--- Stored data ---

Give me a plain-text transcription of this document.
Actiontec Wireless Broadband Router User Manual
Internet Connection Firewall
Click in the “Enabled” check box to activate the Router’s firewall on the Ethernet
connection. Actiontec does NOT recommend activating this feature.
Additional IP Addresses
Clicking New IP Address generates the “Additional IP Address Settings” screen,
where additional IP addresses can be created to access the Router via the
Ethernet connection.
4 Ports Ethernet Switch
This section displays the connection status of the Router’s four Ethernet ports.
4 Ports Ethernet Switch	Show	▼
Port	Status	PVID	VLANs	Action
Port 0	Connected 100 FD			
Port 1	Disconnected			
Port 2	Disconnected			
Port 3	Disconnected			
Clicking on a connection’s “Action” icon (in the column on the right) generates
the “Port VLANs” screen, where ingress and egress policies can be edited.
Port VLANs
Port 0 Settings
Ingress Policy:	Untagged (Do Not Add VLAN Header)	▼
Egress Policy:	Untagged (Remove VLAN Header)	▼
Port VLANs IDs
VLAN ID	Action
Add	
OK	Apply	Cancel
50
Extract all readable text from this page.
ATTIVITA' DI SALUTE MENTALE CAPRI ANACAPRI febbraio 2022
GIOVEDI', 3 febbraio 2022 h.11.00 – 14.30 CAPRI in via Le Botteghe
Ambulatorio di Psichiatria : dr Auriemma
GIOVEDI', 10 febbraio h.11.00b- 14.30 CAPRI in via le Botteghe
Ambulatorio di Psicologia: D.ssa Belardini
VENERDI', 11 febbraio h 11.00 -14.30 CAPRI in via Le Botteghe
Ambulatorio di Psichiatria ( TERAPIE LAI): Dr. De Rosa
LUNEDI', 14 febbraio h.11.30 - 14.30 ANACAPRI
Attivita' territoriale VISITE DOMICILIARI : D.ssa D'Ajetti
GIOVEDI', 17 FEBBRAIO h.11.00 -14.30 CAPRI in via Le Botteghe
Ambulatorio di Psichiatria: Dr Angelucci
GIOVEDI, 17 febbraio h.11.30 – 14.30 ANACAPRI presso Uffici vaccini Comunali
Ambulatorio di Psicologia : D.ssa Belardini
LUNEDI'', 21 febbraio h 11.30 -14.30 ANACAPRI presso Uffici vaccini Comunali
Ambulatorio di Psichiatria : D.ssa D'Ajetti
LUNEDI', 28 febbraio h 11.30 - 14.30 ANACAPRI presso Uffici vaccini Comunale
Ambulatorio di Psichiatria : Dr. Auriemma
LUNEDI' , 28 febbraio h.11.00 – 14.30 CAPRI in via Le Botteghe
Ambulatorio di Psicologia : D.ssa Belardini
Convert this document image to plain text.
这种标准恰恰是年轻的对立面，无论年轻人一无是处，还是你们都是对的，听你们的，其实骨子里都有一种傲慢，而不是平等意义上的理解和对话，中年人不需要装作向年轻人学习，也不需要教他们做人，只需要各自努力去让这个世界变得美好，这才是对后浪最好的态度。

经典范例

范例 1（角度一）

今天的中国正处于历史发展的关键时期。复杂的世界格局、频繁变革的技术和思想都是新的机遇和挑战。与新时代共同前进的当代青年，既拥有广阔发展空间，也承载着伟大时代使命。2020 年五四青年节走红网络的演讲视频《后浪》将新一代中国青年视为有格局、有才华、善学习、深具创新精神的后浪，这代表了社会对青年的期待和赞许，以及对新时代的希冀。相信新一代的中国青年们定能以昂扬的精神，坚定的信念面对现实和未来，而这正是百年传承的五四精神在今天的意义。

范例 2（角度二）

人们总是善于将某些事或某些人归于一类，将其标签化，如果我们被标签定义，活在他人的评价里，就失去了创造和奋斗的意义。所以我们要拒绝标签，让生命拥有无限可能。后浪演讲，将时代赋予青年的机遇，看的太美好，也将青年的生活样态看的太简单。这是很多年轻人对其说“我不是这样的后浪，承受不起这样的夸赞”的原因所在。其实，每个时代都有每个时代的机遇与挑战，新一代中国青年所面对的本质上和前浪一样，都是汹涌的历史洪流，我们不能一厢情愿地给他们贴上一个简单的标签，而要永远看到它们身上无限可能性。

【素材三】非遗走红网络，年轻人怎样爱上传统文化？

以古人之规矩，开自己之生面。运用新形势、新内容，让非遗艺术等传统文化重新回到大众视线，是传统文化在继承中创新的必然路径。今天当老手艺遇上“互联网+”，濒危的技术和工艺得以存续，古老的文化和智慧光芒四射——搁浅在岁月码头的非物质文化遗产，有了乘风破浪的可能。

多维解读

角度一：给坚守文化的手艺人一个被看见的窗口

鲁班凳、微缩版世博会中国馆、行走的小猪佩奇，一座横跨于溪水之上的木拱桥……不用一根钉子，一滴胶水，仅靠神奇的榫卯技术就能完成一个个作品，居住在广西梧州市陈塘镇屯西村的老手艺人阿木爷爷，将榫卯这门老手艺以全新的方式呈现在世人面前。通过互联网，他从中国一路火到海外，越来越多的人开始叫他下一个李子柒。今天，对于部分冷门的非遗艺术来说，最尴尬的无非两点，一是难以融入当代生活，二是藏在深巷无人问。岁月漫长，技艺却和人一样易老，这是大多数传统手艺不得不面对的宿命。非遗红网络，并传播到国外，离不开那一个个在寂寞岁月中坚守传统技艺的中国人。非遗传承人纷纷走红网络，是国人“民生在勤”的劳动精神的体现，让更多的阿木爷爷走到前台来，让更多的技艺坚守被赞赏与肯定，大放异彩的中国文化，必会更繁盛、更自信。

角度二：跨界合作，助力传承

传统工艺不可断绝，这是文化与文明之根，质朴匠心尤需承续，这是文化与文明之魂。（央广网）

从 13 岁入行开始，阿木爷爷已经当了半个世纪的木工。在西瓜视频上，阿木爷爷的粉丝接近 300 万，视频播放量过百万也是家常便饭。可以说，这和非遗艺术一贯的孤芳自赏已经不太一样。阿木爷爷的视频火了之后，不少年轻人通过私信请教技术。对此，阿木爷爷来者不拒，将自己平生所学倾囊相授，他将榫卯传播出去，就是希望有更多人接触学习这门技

---

Directive:
Set down the material above again, word for word.

Answer to this exercise:
Give me a plain-text transcription of this document.
Actiontec Wireless Broadband Router User Manual
Internet Connection Firewall
Click in the “Enabled” check box to activate the Router’s firewall on the Ethernet
connection. Actiontec does NOT recommend activating this feature.
Additional IP Addresses
Clicking New IP Address generates the “Additional IP Address Settings” screen,
where additional IP addresses can be created to access the Router via the
Ethernet connection.
4 Ports Ethernet Switch
This section displays the connection status of the Router’s four Ethernet ports.
4 Ports Ethernet Switch	Show	▼
Port	Status	PVID	VLANs	Action
Port 0	Connected 100 FD			
Port 1	Disconnected			
Port 2	Disconnected			
Port 3	Disconnected			
Clicking on a connection’s “Action” icon (in the column on the right) generates
the “Port VLANs” screen, where ingress and egress policies can be edited.
Port VLANs
Port 0 Settings
Ingress Policy:	Untagged (Do Not Add VLAN Header)	▼
Egress Policy:	Untagged (Remove VLAN Header)	▼
Port VLANs IDs
VLAN ID	Action
Add	
OK	Apply	Cancel
50
Extract all readable text from this page.
ATTIVITA' DI SALUTE MENTALE CAPRI ANACAPRI febbraio 2022
GIOVEDI', 3 febbraio 2022 h.11.00 – 14.30 CAPRI in via Le Botteghe
Ambulatorio di Psichiatria : dr Auriemma
GIOVEDI', 10 febbraio h.11.00b- 14.30 CAPRI in via le Botteghe
Ambulatorio di Psicologia: D.ssa Belardini
VENERDI', 11 febbraio h 11.00 -14.30 CAPRI in via Le Botteghe
Ambulatorio di Psichiatria ( TERAPIE LAI): Dr. De Rosa
LUNEDI', 14 febbraio h.11.30 - 14.30 ANACAPRI
Attivita' territoriale VISITE DOMICILIARI : D.ssa D'Ajetti
GIOVEDI', 17 FEBBRAIO h.11.00 -14.30 CAPRI in via Le Botteghe
Ambulatorio di Psichiatria: Dr Angelucci
GIOVEDI, 17 febbraio h.11.30 – 14.30 ANACAPRI presso Uffici vaccini Comunali
Ambulatorio di Psicologia : D.ssa Belardini
LUNEDI'', 21 febbraio h 11.30 -14.30 ANACAPRI presso Uffici vaccini Comunali
Ambulatorio di Psichiatria : D.ssa D'Ajetti
LUNEDI', 28 febbraio h 11.30 - 14.30 ANACAPRI presso Uffici vaccini Comunale
Ambulatorio di Psichiatria : Dr. Auriemma
LUNEDI' , 28 febbraio h.11.00 – 14.30 CAPRI in via Le Botteghe
Ambulatorio di Psicologia : D.ssa Belardini
Convert this document image to plain text.
这种标准恰恰是年轻的对立面，无论年轻人一无是处，还是你们都是对的，听你们的，其实骨子里都有一种傲慢，而不是平等意义上的理解和对话，中年人不需要装作向年轻人学习，也不需要教他们做人，只需要各自努力去让这个世界变得美好，这才是对后浪最好的态度。

经典范例

范例 1（角度一）

今天的中国正处于历史发展的关键时期。复杂的世界格局、频繁变革的技术和思想都是新的机遇和挑战。与新时代共同前进的当代青年，既拥有广阔发展空间，也承载着伟大时代使命。2020 年五四青年节走红网络的演讲视频《后浪》将新一代中国青年视为有格局、有才华、善学习、深具创新精神的后浪，这代表了社会对青年的期待和赞许，以及对新时代的希冀。相信新一代的中国青年们定能以昂扬的精神，坚定的信念面对现实和未来，而这正是百年传承的五四精神在今天的意义。

范例 2（角度二）

人们总是善于将某些事或某些人归于一类，将其标签化，如果我们被标签定义，活在他人的评价里，就失去了创造和奋斗的意义。所以我们要拒绝标签，让生命拥有无限可能。后浪演讲，将时代赋予青年的机遇，看的太美好，也将青年的生活样态看的太简单。这是很多年轻人对其说“我不是这样的后浪，承受不起这样的夸赞”的原因所在。其实，每个时代都有每个时代的机遇与挑战，新一代中国青年所面对的本质上和前浪一样，都是汹涌的历史洪流，我们不能一厢情愿地给他们贴上一个简单的标签，而要永远看到它们身上无限可能性。

【素材三】非遗走红网络，年轻人怎样爱上传统文化？

以古人之规矩，开自己之生面。运用新形势、新内容，让非遗艺术等传统文化重新回到大众视线，是传统文化在继承中创新的必然路径。今天当老手艺遇上“互联网+”，濒危的技术和工艺得以存续，古老的文化和智慧光芒四射——搁浅在岁月码头的非物质文化遗产，有了乘风破浪的可能。

多维解读

角度一：给坚守文化的手艺人一个被看见的窗口

鲁班凳、微缩版世博会中国馆、行走的小猪佩奇，一座横跨于溪水之上的木拱桥……不用一根钉子，一滴胶水，仅靠神奇的榫卯技术就能完成一个个作品，居住在广西梧州市陈塘镇屯西村的老手艺人阿木爷爷，将榫卯这门老手艺以全新的方式呈现在世人面前。通过互联网，他从中国一路火到海外，越来越多的人开始叫他下一个李子柒。今天，对于部分冷门的非遗艺术来说，最尴尬的无非两点，一是难以融入当代生活，二是藏在深巷无人问。岁月漫长，技艺却和人一样易老，这是大多数传统手艺不得不面对的宿命。非遗红网络，并传播到国外，离不开那一个个在寂寞岁月中坚守传统技艺的中国人。非遗传承人纷纷走红网络，是国人“民生在勤”的劳动精神的体现，让更多的阿木爷爷走到前台来，让更多的技艺坚守被赞赏与肯定，大放异彩的中国文化，必会更繁盛、更自信。

角度二：跨界合作，助力传承

传统工艺不可断绝，这是文化与文明之根，质朴匠心尤需承续，这是文化与文明之魂。（央广网）

从 13 岁入行开始，阿木爷爷已经当了半个世纪的木工。在西瓜视频上，阿木爷爷的粉丝接近 300 万，视频播放量过百万也是家常便饭。可以说，这和非遗艺术一贯的孤芳自赏已经不太一样。阿木爷爷的视频火了之后，不少年轻人通过私信请教技术。对此，阿木爷爷来者不拒，将自己平生所学倾囊相授，他将榫卯传播出去，就是希望有更多人接触学习这门技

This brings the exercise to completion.